[Dataset listings of figures]
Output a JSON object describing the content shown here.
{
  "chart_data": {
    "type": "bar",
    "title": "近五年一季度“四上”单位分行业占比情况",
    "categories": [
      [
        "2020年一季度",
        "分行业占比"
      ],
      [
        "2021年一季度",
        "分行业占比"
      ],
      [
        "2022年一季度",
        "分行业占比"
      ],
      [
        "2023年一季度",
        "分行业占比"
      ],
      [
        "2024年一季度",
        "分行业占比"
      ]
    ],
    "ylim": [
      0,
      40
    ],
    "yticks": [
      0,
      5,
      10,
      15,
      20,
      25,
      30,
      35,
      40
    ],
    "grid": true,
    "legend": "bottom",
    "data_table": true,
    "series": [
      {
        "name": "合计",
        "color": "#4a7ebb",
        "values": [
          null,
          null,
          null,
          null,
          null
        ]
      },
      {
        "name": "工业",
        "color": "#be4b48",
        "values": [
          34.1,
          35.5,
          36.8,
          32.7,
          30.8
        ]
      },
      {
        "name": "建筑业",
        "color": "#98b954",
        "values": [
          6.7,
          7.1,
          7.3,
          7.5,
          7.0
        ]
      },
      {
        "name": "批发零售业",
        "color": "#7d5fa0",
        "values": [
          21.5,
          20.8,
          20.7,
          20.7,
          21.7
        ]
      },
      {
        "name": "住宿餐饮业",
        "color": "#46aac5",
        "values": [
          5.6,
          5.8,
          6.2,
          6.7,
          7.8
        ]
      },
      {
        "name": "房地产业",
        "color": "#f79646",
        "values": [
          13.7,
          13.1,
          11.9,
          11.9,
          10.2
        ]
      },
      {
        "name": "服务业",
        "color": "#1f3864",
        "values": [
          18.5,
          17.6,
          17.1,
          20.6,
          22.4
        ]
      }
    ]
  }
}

§ Set exercise:
Print every record above exactly as written.

§ Task answer:
Output a JSON object describing the content shown here.
{
  "chart_data": {
    "type": "bar",
    "title": "近五年一季度“四上”单位分行业占比情况",
    "categories": [
      [
        "2020年一季度",
        "分行业占比"
      ],
      [
        "2021年一季度",
        "分行业占比"
      ],
      [
        "2022年一季度",
        "分行业占比"
      ],
      [
        "2023年一季度",
        "分行业占比"
      ],
      [
        "2024年一季度",
        "分行业占比"
      ]
    ],
    "ylim": [
      0,
      40
    ],
    "yticks": [
      0,
      5,
      10,
      15,
      20,
      25,
      30,
      35,
      40
    ],
    "grid": true,
    "legend": "bottom",
    "data_table": true,
    "series": [
      {
        "name": "合计",
        "color": "#4a7ebb",
        "values": [
          null,
          null,
          null,
          null,
          null
        ]
      },
      {
        "name": "工业",
        "color": "#be4b48",
        "values": [
          34.1,
          35.5,
          36.8,
          32.7,
          30.8
        ]
      },
      {
        "name": "建筑业",
        "color": "#98b954",
        "values": [
          6.7,
          7.1,
          7.3,
          7.5,
          7.0
        ]
      },
      {
        "name": "批发零售业",
        "color": "#7d5fa0",
        "values": [
          21.5,
          20.8,
          20.7,
          20.7,
          21.7
        ]
      },
      {
        "name": "住宿餐饮业",
        "color": "#46aac5",
        "values": [
          5.6,
          5.8,
          6.2,
          6.7,
          7.8
        ]
      },
      {
        "name": "房地产业",
        "color": "#f79646",
        "values": [
          13.7,
          13.1,
          11.9,
          11.9,
          10.2
        ]
      },
      {
        "name": "服务业",
        "color": "#1f3864",
        "values": [
          18.5,
          17.6,
          17.1,
          20.6,
          22.4
        ]
      }
    ]
  }
}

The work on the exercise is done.